* begin Data lines *

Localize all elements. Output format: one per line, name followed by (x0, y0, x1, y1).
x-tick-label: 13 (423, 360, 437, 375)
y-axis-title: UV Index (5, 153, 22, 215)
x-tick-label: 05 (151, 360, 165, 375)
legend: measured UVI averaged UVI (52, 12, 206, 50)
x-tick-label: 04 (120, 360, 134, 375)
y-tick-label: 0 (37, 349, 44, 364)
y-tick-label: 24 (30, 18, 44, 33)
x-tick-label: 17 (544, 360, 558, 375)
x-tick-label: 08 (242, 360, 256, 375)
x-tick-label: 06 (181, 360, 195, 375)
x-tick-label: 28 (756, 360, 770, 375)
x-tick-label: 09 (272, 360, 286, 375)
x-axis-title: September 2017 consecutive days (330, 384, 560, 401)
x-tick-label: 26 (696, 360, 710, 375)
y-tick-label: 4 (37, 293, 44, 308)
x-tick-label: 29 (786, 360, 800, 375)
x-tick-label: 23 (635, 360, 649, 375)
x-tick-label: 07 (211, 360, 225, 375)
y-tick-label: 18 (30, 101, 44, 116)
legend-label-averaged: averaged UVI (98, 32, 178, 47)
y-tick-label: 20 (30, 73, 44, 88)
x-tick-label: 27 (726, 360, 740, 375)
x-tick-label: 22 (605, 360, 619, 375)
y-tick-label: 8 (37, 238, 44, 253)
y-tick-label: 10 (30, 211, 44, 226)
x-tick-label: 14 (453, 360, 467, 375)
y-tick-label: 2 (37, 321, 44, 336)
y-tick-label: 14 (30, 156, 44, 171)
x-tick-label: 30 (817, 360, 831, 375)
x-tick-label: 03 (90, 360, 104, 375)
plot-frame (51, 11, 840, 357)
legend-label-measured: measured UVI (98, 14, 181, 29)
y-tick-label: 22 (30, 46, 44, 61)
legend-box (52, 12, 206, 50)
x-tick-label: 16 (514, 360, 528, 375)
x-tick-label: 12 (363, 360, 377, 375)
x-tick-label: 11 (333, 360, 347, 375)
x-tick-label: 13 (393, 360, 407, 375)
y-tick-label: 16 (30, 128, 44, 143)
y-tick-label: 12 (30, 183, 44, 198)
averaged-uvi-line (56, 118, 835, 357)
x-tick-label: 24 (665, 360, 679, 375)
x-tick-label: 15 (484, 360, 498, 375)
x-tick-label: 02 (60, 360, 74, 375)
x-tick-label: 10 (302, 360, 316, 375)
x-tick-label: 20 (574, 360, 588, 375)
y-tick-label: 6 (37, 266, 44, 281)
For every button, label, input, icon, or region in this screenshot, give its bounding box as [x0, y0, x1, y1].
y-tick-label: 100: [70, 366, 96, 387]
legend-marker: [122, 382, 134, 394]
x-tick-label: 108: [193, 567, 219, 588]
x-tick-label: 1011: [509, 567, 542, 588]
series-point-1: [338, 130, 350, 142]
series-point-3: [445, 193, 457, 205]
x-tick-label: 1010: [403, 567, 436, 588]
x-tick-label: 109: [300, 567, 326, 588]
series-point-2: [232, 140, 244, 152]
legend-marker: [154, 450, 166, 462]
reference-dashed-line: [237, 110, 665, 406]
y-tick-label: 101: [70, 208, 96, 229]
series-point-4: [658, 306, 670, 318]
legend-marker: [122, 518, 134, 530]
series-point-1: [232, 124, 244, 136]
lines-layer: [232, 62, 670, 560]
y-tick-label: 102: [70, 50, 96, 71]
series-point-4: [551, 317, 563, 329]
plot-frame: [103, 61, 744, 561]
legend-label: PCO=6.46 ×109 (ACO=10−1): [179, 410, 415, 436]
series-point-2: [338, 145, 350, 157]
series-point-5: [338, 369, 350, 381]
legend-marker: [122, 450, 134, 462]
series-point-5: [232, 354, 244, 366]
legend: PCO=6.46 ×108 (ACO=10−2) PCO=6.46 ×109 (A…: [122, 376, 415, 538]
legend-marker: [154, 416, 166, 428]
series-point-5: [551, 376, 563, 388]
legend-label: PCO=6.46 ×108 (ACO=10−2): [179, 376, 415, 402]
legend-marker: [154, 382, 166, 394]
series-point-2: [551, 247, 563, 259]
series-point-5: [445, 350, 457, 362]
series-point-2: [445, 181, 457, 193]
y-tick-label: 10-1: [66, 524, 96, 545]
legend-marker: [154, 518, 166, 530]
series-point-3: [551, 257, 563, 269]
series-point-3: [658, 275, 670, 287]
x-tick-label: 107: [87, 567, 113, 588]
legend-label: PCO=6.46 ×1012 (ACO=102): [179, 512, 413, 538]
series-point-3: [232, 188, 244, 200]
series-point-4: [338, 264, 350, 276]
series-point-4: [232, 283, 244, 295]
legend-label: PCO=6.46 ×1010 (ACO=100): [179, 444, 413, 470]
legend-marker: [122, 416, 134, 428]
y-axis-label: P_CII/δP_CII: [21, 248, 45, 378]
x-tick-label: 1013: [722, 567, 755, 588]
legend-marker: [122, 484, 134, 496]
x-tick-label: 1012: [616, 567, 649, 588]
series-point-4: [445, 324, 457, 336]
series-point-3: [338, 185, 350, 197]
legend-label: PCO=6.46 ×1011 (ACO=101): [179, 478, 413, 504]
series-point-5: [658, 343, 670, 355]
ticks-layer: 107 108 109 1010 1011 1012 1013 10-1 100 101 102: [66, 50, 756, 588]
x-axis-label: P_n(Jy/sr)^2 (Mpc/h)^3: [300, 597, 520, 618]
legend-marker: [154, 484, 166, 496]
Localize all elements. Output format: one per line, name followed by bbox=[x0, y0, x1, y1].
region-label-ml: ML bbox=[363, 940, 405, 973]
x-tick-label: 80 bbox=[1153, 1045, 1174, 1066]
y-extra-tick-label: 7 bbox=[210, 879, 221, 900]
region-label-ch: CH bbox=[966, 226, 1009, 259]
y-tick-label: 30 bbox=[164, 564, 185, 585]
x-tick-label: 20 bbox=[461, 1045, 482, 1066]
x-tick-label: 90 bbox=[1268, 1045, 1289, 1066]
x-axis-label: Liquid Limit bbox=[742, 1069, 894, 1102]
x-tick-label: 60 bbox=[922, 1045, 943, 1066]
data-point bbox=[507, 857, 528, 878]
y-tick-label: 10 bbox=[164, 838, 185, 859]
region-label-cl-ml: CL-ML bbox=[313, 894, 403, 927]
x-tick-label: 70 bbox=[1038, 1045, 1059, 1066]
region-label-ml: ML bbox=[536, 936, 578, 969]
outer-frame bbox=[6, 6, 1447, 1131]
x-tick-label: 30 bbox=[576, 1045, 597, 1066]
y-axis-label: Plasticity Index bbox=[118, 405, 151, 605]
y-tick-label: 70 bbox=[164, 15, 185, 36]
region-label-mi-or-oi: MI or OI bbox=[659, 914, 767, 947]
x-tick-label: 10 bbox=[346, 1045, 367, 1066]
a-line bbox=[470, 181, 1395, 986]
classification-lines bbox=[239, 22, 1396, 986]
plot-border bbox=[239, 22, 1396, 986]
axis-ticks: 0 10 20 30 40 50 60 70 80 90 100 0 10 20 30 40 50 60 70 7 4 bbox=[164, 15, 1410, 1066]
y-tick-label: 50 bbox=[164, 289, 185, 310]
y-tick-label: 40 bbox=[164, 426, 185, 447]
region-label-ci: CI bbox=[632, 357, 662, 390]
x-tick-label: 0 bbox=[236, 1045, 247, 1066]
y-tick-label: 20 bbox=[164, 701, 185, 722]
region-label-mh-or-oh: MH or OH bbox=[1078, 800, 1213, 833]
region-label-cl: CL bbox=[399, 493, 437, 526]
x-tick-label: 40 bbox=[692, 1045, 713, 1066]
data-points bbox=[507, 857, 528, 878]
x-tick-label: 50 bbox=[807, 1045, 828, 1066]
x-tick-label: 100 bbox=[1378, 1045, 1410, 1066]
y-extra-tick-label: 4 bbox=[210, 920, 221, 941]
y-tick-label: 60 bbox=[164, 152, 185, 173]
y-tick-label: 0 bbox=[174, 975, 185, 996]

* end Data lines *

[What you will do] Retype the records above, from their start through the line that contains "legend: measured UVI", including that line and reproducing every character precisely.

[Solution to this problem]
Localize all elements. Output format: one per line, name followed by (x0, y0, x1, y1).
x-tick-label: 13 (423, 360, 437, 375)
y-axis-title: UV Index (5, 153, 22, 215)
x-tick-label: 05 (151, 360, 165, 375)
legend: measured UVI averaged UVI (52, 12, 206, 50)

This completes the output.